§ **Excerpted records**
· · · ·

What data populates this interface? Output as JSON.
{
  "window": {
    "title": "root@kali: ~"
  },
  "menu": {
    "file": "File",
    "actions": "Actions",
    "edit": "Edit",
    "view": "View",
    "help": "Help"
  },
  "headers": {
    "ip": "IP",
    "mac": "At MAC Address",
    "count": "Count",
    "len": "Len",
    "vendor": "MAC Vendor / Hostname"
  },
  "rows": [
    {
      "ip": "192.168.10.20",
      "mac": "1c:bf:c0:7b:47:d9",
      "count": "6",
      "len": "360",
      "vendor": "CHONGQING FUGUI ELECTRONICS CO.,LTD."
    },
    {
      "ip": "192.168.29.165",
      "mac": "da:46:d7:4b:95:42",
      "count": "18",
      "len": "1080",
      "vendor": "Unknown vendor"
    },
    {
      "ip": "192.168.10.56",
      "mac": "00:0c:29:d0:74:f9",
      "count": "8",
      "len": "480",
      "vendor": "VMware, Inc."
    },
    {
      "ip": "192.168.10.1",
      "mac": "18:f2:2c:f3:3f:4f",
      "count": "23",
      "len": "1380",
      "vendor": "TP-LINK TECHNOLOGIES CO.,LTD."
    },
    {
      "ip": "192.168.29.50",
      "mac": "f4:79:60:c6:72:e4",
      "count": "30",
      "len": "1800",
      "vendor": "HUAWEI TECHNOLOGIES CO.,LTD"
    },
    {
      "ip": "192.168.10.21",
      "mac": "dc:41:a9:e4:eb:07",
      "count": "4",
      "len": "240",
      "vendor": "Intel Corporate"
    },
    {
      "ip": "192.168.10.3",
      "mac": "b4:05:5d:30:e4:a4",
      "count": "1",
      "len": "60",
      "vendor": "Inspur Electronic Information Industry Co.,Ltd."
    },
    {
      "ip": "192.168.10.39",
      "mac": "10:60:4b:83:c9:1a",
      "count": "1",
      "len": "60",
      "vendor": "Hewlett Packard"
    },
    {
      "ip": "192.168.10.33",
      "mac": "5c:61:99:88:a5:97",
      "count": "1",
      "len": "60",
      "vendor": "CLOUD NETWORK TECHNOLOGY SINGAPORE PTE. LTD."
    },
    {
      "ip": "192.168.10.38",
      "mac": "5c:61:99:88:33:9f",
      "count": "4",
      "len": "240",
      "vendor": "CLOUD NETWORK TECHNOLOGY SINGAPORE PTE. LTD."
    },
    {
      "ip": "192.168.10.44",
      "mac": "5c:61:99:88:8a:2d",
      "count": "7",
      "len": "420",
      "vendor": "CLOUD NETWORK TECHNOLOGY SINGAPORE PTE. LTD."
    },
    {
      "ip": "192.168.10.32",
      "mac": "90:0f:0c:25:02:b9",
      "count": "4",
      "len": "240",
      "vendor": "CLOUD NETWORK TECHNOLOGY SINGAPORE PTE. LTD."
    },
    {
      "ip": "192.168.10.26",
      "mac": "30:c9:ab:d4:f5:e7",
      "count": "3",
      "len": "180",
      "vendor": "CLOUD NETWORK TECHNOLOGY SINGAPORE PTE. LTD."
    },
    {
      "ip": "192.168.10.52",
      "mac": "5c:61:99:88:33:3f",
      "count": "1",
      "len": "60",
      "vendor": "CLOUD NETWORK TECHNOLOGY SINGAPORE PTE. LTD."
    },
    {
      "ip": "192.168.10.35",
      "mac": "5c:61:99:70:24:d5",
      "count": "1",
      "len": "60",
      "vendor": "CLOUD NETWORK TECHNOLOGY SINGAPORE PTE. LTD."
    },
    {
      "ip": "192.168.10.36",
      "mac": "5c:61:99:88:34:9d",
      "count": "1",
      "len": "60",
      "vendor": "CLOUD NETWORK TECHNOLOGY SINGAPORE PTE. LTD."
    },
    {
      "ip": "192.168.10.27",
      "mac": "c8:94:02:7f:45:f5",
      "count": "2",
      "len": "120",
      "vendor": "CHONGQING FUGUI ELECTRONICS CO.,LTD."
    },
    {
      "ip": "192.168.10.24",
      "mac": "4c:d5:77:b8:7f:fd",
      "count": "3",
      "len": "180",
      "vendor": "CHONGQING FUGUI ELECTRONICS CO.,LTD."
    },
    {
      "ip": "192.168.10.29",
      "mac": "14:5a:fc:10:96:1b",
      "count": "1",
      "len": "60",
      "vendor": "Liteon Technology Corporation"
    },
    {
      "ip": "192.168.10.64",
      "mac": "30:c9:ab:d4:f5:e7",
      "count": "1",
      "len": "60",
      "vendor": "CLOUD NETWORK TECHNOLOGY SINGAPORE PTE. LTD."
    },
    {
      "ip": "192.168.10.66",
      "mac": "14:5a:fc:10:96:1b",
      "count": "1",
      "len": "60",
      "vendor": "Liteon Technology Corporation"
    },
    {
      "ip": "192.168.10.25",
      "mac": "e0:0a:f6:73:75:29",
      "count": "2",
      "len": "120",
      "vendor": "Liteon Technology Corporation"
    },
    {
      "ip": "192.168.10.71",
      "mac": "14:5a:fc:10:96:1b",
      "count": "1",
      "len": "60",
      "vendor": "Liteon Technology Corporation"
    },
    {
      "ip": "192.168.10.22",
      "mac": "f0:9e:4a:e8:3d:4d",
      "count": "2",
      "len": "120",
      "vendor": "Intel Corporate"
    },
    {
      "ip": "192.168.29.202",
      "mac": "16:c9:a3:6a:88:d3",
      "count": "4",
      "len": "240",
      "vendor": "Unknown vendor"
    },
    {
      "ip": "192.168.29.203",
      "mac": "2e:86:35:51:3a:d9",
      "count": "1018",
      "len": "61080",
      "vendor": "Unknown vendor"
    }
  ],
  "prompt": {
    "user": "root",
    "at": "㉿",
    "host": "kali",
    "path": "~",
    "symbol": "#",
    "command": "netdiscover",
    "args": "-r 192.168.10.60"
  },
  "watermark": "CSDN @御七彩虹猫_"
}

· · · ·

§ **The problem**
Copy the entries above exactly, leaving none out.

§ **Response for this exercise**
What data populates this interface? Output as JSON.
{
  "window": {
    "title": "root@kali: ~"
  },
  "menu": {
    "file": "File",
    "actions": "Actions",
    "edit": "Edit",
    "view": "View",
    "help": "Help"
  },
  "headers": {
    "ip": "IP",
    "mac": "At MAC Address",
    "count": "Count",
    "len": "Len",
    "vendor": "MAC Vendor / Hostname"
  },
  "rows": [
    {
      "ip": "192.168.10.20",
      "mac": "1c:bf:c0:7b:47:d9",
      "count": "6",
      "len": "360",
      "vendor": "CHONGQING FUGUI ELECTRONICS CO.,LTD."
    },
    {
      "ip": "192.168.29.165",
      "mac": "da:46:d7:4b:95:42",
      "count": "18",
      "len": "1080",
      "vendor": "Unknown vendor"
    },
    {
      "ip": "192.168.10.56",
      "mac": "00:0c:29:d0:74:f9",
      "count": "8",
      "len": "480",
      "vendor": "VMware, Inc."
    },
    {
      "ip": "192.168.10.1",
      "mac": "18:f2:2c:f3:3f:4f",
      "count": "23",
      "len": "1380",
      "vendor": "TP-LINK TECHNOLOGIES CO.,LTD."
    },
    {
      "ip": "192.168.29.50",
      "mac": "f4:79:60:c6:72:e4",
      "count": "30",
      "len": "1800",
      "vendor": "HUAWEI TECHNOLOGIES CO.,LTD"
    },
    {
      "ip": "192.168.10.21",
      "mac": "dc:41:a9:e4:eb:07",
      "count": "4",
      "len": "240",
      "vendor": "Intel Corporate"
    },
    {
      "ip": "192.168.10.3",
      "mac": "b4:05:5d:30:e4:a4",
      "count": "1",
      "len": "60",
      "vendor": "Inspur Electronic Information Industry Co.,Ltd."
    },
    {
      "ip": "192.168.10.39",
      "mac": "10:60:4b:83:c9:1a",
      "count": "1",
      "len": "60",
      "vendor": "Hewlett Packard"
    },
    {
      "ip": "192.168.10.33",
      "mac": "5c:61:99:88:a5:97",
      "count": "1",
      "len": "60",
      "vendor": "CLOUD NETWORK TECHNOLOGY SINGAPORE PTE. LTD."
    },
    {
      "ip": "192.168.10.38",
      "mac": "5c:61:99:88:33:9f",
      "count": "4",
      "len": "240",
      "vendor": "CLOUD NETWORK TECHNOLOGY SINGAPORE PTE. LTD."
    },
    {
      "ip": "192.168.10.44",
      "mac": "5c:61:99:88:8a:2d",
      "count": "7",
      "len": "420",
      "vendor": "CLOUD NETWORK TECHNOLOGY SINGAPORE PTE. LTD."
    },
    {
      "ip": "192.168.10.32",
      "mac": "90:0f:0c:25:02:b9",
      "count": "4",
      "len": "240",
      "vendor": "CLOUD NETWORK TECHNOLOGY SINGAPORE PTE. LTD."
    },
    {
      "ip": "192.168.10.26",
      "mac": "30:c9:ab:d4:f5:e7",
      "count": "3",
      "len": "180",
      "vendor": "CLOUD NETWORK TECHNOLOGY SINGAPORE PTE. LTD."
    },
    {
      "ip": "192.168.10.52",
      "mac": "5c:61:99:88:33:3f",
      "count": "1",
      "len": "60",
      "vendor": "CLOUD NETWORK TECHNOLOGY SINGAPORE PTE. LTD."
    },
    {
      "ip": "192.168.10.35",
      "mac": "5c:61:99:70:24:d5",
      "count": "1",
      "len": "60",
      "vendor": "CLOUD NETWORK TECHNOLOGY SINGAPORE PTE. LTD."
    },
    {
      "ip": "192.168.10.36",
      "mac": "5c:61:99:88:34:9d",
      "count": "1",
      "len": "60",
      "vendor": "CLOUD NETWORK TECHNOLOGY SINGAPORE PTE. LTD."
    },
    {
      "ip": "192.168.10.27",
      "mac": "c8:94:02:7f:45:f5",
      "count": "2",
      "len": "120",
      "vendor": "CHONGQING FUGUI ELECTRONICS CO.,LTD."
    },
    {
      "ip": "192.168.10.24",
      "mac": "4c:d5:77:b8:7f:fd",
      "count": "3",
      "len": "180",
      "vendor": "CHONGQING FUGUI ELECTRONICS CO.,LTD."
    },
    {
      "ip": "192.168.10.29",
      "mac": "14:5a:fc:10:96:1b",
      "count": "1",
      "len": "60",
      "vendor": "Liteon Technology Corporation"
    },
    {
      "ip": "192.168.10.64",
      "mac": "30:c9:ab:d4:f5:e7",
      "count": "1",
      "len": "60",
      "vendor": "CLOUD NETWORK TECHNOLOGY SINGAPORE PTE. LTD."
    },
    {
      "ip": "192.168.10.66",
      "mac": "14:5a:fc:10:96:1b",
      "count": "1",
      "len": "60",
      "vendor": "Liteon Technology Corporation"
    },
    {
      "ip": "192.168.10.25",
      "mac": "e0:0a:f6:73:75:29",
      "count": "2",
      "len": "120",
      "vendor": "Liteon Technology Corporation"
    },
    {
      "ip": "192.168.10.71",
      "mac": "14:5a:fc:10:96:1b",
      "count": "1",
      "len": "60",
      "vendor": "Liteon Technology Corporation"
    },
    {
      "ip": "192.168.10.22",
      "mac": "f0:9e:4a:e8:3d:4d",
      "count": "2",
      "len": "120",
      "vendor": "Intel Corporate"
    },
    {
      "ip": "192.168.29.202",
      "mac": "16:c9:a3:6a:88:d3",
      "count": "4",
      "len": "240",
      "vendor": "Unknown vendor"
    },
    {
      "ip": "192.168.29.203",
      "mac": "2e:86:35:51:3a:d9",
      "count": "1018",
      "len": "61080",
      "vendor": "Unknown vendor"
    }
  ],
  "prompt": {
    "user": "root",
    "at": "㉿",
    "host": "kali",
    "path": "~",
    "symbol": "#",
    "command": "netdiscover",
    "args": "-r 192.168.10.60"
  },
  "watermark": "CSDN @御七彩虹猫_"
}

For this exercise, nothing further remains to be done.